Exercise requirements: Read the records and write them out again exactly.

(Some records)
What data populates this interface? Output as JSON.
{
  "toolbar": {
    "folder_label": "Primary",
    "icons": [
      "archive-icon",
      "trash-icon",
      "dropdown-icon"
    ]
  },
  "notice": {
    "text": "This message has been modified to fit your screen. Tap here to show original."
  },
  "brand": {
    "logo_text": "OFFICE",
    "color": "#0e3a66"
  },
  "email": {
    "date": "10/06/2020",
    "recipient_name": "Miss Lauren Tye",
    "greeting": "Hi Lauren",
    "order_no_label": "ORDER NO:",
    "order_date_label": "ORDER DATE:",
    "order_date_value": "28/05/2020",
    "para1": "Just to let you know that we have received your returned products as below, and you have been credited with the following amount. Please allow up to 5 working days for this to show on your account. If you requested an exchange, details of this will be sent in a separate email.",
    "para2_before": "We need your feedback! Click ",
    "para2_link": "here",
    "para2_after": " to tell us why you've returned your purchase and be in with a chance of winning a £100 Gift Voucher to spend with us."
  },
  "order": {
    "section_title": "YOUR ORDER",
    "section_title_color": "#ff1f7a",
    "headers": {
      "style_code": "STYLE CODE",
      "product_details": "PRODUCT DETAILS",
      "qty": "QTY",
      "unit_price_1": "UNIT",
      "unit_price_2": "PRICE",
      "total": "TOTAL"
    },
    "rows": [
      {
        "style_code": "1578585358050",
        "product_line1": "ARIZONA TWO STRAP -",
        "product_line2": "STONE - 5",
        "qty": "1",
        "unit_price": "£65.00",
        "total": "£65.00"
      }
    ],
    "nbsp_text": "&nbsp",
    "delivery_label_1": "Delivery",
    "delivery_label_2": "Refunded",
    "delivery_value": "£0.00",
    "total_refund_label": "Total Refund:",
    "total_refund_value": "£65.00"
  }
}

Output for this task:
What data populates this interface? Output as JSON.
{
  "toolbar": {
    "folder_label": "Primary",
    "icons": [
      "archive-icon",
      "trash-icon",
      "dropdown-icon"
    ]
  },
  "notice": {
    "text": "This message has been modified to fit your screen. Tap here to show original."
  },
  "brand": {
    "logo_text": "OFFICE",
    "color": "#0e3a66"
  },
  "email": {
    "date": "10/06/2020",
    "recipient_name": "Miss Lauren Tye",
    "greeting": "Hi Lauren",
    "order_no_label": "ORDER NO:",
    "order_date_label": "ORDER DATE:",
    "order_date_value": "28/05/2020",
    "para1": "Just to let you know that we have received your returned products as below, and you have been credited with the following amount. Please allow up to 5 working days for this to show on your account. If you requested an exchange, details of this will be sent in a separate email.",
    "para2_before": "We need your feedback! Click ",
    "para2_link": "here",
    "para2_after": " to tell us why you've returned your purchase and be in with a chance of winning a £100 Gift Voucher to spend with us."
  },
  "order": {
    "section_title": "YOUR ORDER",
    "section_title_color": "#ff1f7a",
    "headers": {
      "style_code": "STYLE CODE",
      "product_details": "PRODUCT DETAILS",
      "qty": "QTY",
      "unit_price_1": "UNIT",
      "unit_price_2": "PRICE",
      "total": "TOTAL"
    },
    "rows": [
      {
        "style_code": "1578585358050",
        "product_line1": "ARIZONA TWO STRAP -",
        "product_line2": "STONE - 5",
        "qty": "1",
        "unit_price": "£65.00",
        "total": "£65.00"
      }
    ],
    "nbsp_text": "&nbsp",
    "delivery_label_1": "Delivery",
    "delivery_label_2": "Refunded",
    "delivery_value": "£0.00",
    "total_refund_label": "Total Refund:",
    "total_refund_value": "£65.00"
  }
}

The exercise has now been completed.